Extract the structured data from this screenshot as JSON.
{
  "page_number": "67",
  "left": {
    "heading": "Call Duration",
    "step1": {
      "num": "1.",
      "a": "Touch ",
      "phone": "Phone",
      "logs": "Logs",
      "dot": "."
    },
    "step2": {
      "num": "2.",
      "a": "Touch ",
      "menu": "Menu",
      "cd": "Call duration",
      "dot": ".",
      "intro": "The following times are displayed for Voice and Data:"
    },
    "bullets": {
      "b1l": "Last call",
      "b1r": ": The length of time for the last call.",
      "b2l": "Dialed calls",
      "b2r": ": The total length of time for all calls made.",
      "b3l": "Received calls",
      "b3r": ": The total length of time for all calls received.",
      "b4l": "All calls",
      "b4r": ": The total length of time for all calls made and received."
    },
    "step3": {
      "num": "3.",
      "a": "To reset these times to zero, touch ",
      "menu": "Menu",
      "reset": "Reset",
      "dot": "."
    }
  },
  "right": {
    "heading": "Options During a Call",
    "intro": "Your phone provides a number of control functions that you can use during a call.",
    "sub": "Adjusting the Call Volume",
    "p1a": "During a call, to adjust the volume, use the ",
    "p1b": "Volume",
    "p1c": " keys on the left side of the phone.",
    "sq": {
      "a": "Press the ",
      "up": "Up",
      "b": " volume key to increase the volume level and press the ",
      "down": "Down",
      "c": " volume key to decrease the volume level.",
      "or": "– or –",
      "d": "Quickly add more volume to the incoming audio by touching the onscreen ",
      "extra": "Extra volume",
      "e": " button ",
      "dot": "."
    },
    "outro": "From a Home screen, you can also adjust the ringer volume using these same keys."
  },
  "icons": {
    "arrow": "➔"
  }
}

## [EXERCISE DESCRIPTION]
Extract all of the material exactly as it is written.

## [REPLY]
Extract the structured data from this screenshot as JSON.
{
  "page_number": "67",
  "left": {
    "heading": "Call Duration",
    "step1": {
      "num": "1.",
      "a": "Touch ",
      "phone": "Phone",
      "logs": "Logs",
      "dot": "."
    },
    "step2": {
      "num": "2.",
      "a": "Touch ",
      "menu": "Menu",
      "cd": "Call duration",
      "dot": ".",
      "intro": "The following times are displayed for Voice and Data:"
    },
    "bullets": {
      "b1l": "Last call",
      "b1r": ": The length of time for the last call.",
      "b2l": "Dialed calls",
      "b2r": ": The total length of time for all calls made.",
      "b3l": "Received calls",
      "b3r": ": The total length of time for all calls received.",
      "b4l": "All calls",
      "b4r": ": The total length of time for all calls made and received."
    },
    "step3": {
      "num": "3.",
      "a": "To reset these times to zero, touch ",
      "menu": "Menu",
      "reset": "Reset",
      "dot": "."
    }
  },
  "right": {
    "heading": "Options During a Call",
    "intro": "Your phone provides a number of control functions that you can use during a call.",
    "sub": "Adjusting the Call Volume",
    "p1a": "During a call, to adjust the volume, use the ",
    "p1b": "Volume",
    "p1c": " keys on the left side of the phone.",
    "sq": {
      "a": "Press the ",
      "up": "Up",
      "b": " volume key to increase the volume level and press the ",
      "down": "Down",
      "c": " volume key to decrease the volume level.",
      "or": "– or –",
      "d": "Quickly add more volume to the incoming audio by touching the onscreen ",
      "extra": "Extra volume",
      "e": " button ",
      "dot": "."
    },
    "outro": "From a Home screen, you can also adjust the ringer volume using these same keys."
  },
  "icons": {
    "arrow": "➔"
  }
}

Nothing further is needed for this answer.